- [PROVIDED ENTRIES]:
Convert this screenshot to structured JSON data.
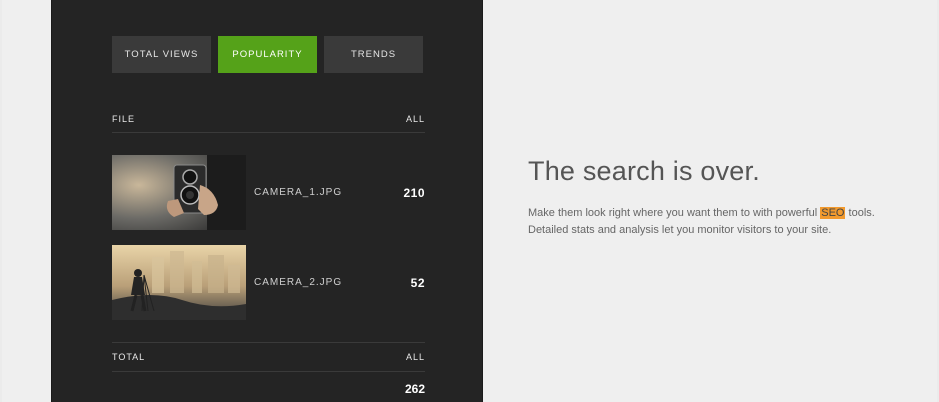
{
  "tabs": [
    {
      "label": "TOTAL VIEWS",
      "active": false
    },
    {
      "label": "POPULARITY",
      "active": true
    },
    {
      "label": "TRENDS",
      "active": false
    }
  ],
  "table": {
    "header": {
      "left": "FILE",
      "right": "ALL"
    },
    "rows": [
      {
        "name": "CAMERA_1.JPG",
        "value": "210"
      },
      {
        "name": "CAMERA_2.JPG",
        "value": "52"
      }
    ],
    "footer": {
      "left": "TOTAL",
      "right": "ALL"
    },
    "total": "262"
  },
  "hero": {
    "headline": "The search is over.",
    "body_before": "Make them look right where you want them to with powerful ",
    "highlight": "SEO",
    "body_after": " tools. Detailed stats and analysis let you monitor visitors to your site."
  },
  "colors": {
    "accent": "#55a219",
    "highlight": "#f29a2e",
    "panel": "#242424"
  }
}
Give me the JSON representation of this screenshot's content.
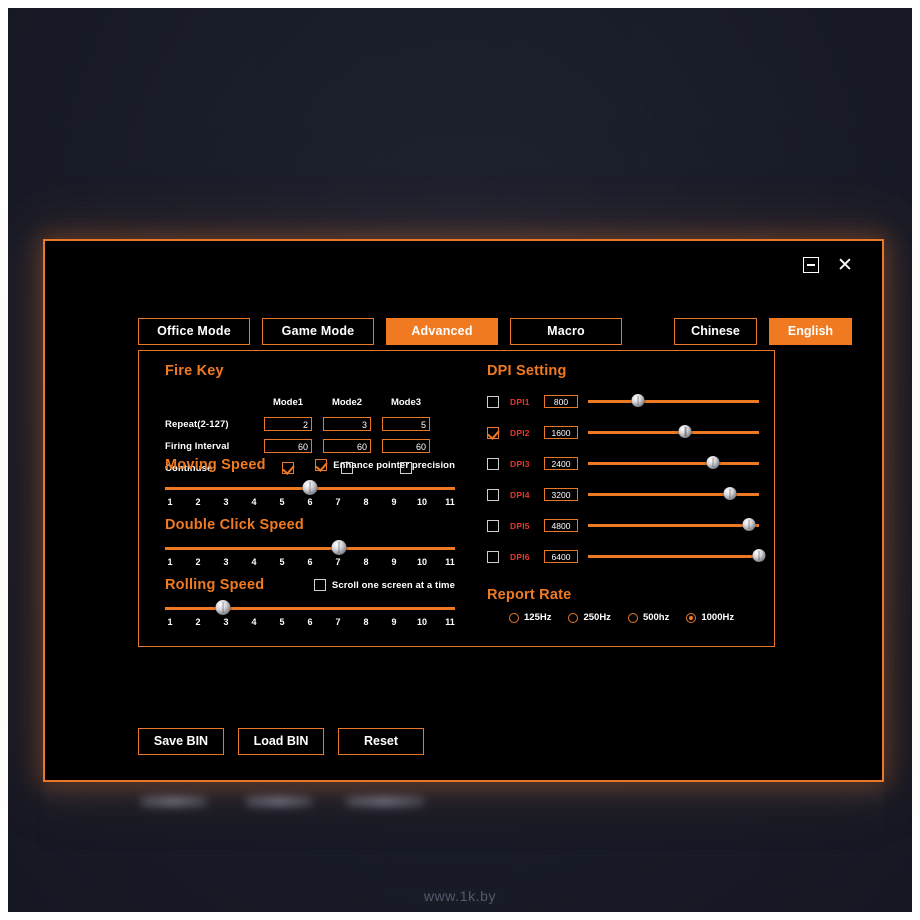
{
  "window": {
    "minimize_label": "–",
    "close_label": "✕"
  },
  "tabs": [
    {
      "label": "Office Mode",
      "active": false
    },
    {
      "label": "Game Mode",
      "active": false
    },
    {
      "label": "Advanced",
      "active": true
    },
    {
      "label": "Macro",
      "active": false
    }
  ],
  "language": [
    {
      "label": "Chinese",
      "active": false
    },
    {
      "label": "English",
      "active": true
    }
  ],
  "fire_key": {
    "title": "Fire Key",
    "column_headers": [
      "Mode1",
      "Mode2",
      "Mode3"
    ],
    "rows": [
      {
        "label": "Repeat(2-127)",
        "type": "input",
        "values": [
          "2",
          "3",
          "5"
        ]
      },
      {
        "label": "Firing Interval",
        "type": "input",
        "values": [
          "60",
          "60",
          "60"
        ]
      },
      {
        "label": "Continuse",
        "type": "checkbox",
        "checked": [
          true,
          false,
          false
        ]
      }
    ]
  },
  "moving_speed": {
    "title": "Moving Speed",
    "option_label": "Enhance pointer precision",
    "option_checked": true,
    "ticks": [
      "1",
      "2",
      "3",
      "4",
      "5",
      "6",
      "7",
      "8",
      "9",
      "10",
      "11"
    ],
    "value": 6
  },
  "double_click_speed": {
    "title": "Double Click Speed",
    "ticks": [
      "1",
      "2",
      "3",
      "4",
      "5",
      "6",
      "7",
      "8",
      "9",
      "10",
      "11"
    ],
    "value": 7
  },
  "rolling_speed": {
    "title": "Rolling Speed",
    "option_label": "Scroll one screen at a time",
    "option_checked": false,
    "ticks": [
      "1",
      "2",
      "3",
      "4",
      "5",
      "6",
      "7",
      "8",
      "9",
      "10",
      "11"
    ],
    "value": 3
  },
  "dpi_setting": {
    "title": "DPI Setting",
    "rows": [
      {
        "label": "DPI1",
        "value": "800",
        "checked": false,
        "slider_percent": 29
      },
      {
        "label": "DPI2",
        "value": "1600",
        "checked": true,
        "slider_percent": 57
      },
      {
        "label": "DPI3",
        "value": "2400",
        "checked": false,
        "slider_percent": 73
      },
      {
        "label": "DPI4",
        "value": "3200",
        "checked": false,
        "slider_percent": 83
      },
      {
        "label": "DPI5",
        "value": "4800",
        "checked": false,
        "slider_percent": 94
      },
      {
        "label": "DPI6",
        "value": "6400",
        "checked": false,
        "slider_percent": 100
      }
    ]
  },
  "report_rate": {
    "title": "Report Rate",
    "options": [
      {
        "label": "125Hz",
        "selected": false
      },
      {
        "label": "250Hz",
        "selected": false
      },
      {
        "label": "500hz",
        "selected": false
      },
      {
        "label": "1000Hz",
        "selected": true
      }
    ]
  },
  "bottom_buttons": [
    {
      "label": "Save BIN"
    },
    {
      "label": "Load BIN"
    },
    {
      "label": "Reset"
    }
  ],
  "watermark": "www.1k.by",
  "colors": {
    "accent": "#ef7a22",
    "border": "#e8772a",
    "dpi_label": "#e8382a",
    "panel_bg": "#000000",
    "page_bg": "#171a27"
  }
}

- [SET EXERCISE]: Return all of the entries word for word, but omit the pictures.

- [RESPONSE FOR THIS EXERCISE]:
Convert this screenshot to structured JSON data.
{
  "tabs": [
    {
      "label": "TOTAL VIEWS",
      "active": false
    },
    {
      "label": "POPULARITY",
      "active": true
    },
    {
      "label": "TRENDS",
      "active": false
    }
  ],
  "table": {
    "header": {
      "left": "FILE",
      "right": "ALL"
    },
    "rows": [
      {
        "name": "CAMERA_1.JPG",
        "value": "210"
      },
      {
        "name": "CAMERA_2.JPG",
        "value": "52"
      }
    ],
    "footer": {
      "left": "TOTAL",
      "right": "ALL"
    },
    "total": "262"
  },
  "hero": {
    "headline": "The search is over.",
    "body_before": "Make them look right where you want them to with powerful ",
    "highlight": "SEO",
    "body_after": " tools. Detailed stats and analysis let you monitor visitors to your site."
  },
  "colors": {
    "accent": "#55a219",
    "highlight": "#f29a2e",
    "panel": "#242424"
  }
}
Give me the JSON representation of this screenshot's content.
{
  "window": {
    "minimize_label": "–",
    "close_label": "✕"
  },
  "tabs": [
    {
      "label": "Office Mode",
      "active": false
    },
    {
      "label": "Game Mode",
      "active": false
    },
    {
      "label": "Advanced",
      "active": true
    },
    {
      "label": "Macro",
      "active": false
    }
  ],
  "language": [
    {
      "label": "Chinese",
      "active": false
    },
    {
      "label": "English",
      "active": true
    }
  ],
  "fire_key": {
    "title": "Fire Key",
    "column_headers": [
      "Mode1",
      "Mode2",
      "Mode3"
    ],
    "rows": [
      {
        "label": "Repeat(2-127)",
        "type": "input",
        "values": [
          "2",
          "3",
          "5"
        ]
      },
      {
        "label": "Firing Interval",
        "type": "input",
        "values": [
          "60",
          "60",
          "60"
        ]
      },
      {
        "label": "Continuse",
        "type": "checkbox",
        "checked": [
          true,
          false,
          false
        ]
      }
    ]
  },
  "moving_speed": {
    "title": "Moving Speed",
    "option_label": "Enhance pointer precision",
    "option_checked": true,
    "ticks": [
      "1",
      "2",
      "3",
      "4",
      "5",
      "6",
      "7",
      "8",
      "9",
      "10",
      "11"
    ],
    "value": 6
  },
  "double_click_speed": {
    "title": "Double Click Speed",
    "ticks": [
      "1",
      "2",
      "3",
      "4",
      "5",
      "6",
      "7",
      "8",
      "9",
      "10",
      "11"
    ],
    "value": 7
  },
  "rolling_speed": {
    "title": "Rolling Speed",
    "option_label": "Scroll one screen at a time",
    "option_checked": false,
    "ticks": [
      "1",
      "2",
      "3",
      "4",
      "5",
      "6",
      "7",
      "8",
      "9",
      "10",
      "11"
    ],
    "value": 3
  },
  "dpi_setting": {
    "title": "DPI Setting",
    "rows": [
      {
        "label": "DPI1",
        "value": "800",
        "checked": false,
        "slider_percent": 29
      },
      {
        "label": "DPI2",
        "value": "1600",
        "checked": true,
        "slider_percent": 57
      },
      {
        "label": "DPI3",
        "value": "2400",
        "checked": false,
        "slider_percent": 73
      },
      {
        "label": "DPI4",
        "value": "3200",
        "checked": false,
        "slider_percent": 83
      },
      {
        "label": "DPI5",
        "value": "4800",
        "checked": false,
        "slider_percent": 94
      },
      {
        "label": "DPI6",
        "value": "6400",
        "checked": false,
        "slider_percent": 100
      }
    ]
  },
  "report_rate": {
    "title": "Report Rate",
    "options": [
      {
        "label": "125Hz",
        "selected": false
      },
      {
        "label": "250Hz",
        "selected": false
      },
      {
        "label": "500hz",
        "selected": false
      },
      {
        "label": "1000Hz",
        "selected": true
      }
    ]
  },
  "bottom_buttons": [
    {
      "label": "Save BIN"
    },
    {
      "label": "Load BIN"
    },
    {
      "label": "Reset"
    }
  ],
  "watermark": "www.1k.by",
  "colors": {
    "accent": "#ef7a22",
    "border": "#e8772a",
    "dpi_label": "#e8382a",
    "panel_bg": "#000000",
    "page_bg": "#171a27"
  }
}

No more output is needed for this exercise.